TASK BRIEF:
Write out all the material exactly. Leave nothing out.
* BEGIN TASK MATERIAL *
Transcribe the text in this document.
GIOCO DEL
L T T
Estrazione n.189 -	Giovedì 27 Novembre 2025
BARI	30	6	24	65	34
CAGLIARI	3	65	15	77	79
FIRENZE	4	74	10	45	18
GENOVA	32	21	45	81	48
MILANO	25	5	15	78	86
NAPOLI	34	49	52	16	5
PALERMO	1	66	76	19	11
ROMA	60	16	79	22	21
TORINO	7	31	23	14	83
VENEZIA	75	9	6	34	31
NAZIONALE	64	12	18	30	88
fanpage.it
* END TASK MATERIAL *
CORRECT RESULT:
Transcribe the text in this document.
GIOCO DEL
L T T
Estrazione n.189 -	Giovedì 27 Novembre 2025
BARI	30	6	24	65	34
CAGLIARI	3	65	15	77	79
FIRENZE	4	74	10	45	18
GENOVA	32	21	45	81	48
MILANO	25	5	15	78	86
NAPOLI	34	49	52	16	5
PALERMO	1	66	76	19	11
ROMA	60	16	79	22	21
TORINO	7	31	23	14	83
VENEZIA	75	9	6	34	31
NAZIONALE	64	12	18	30	88
fanpage.it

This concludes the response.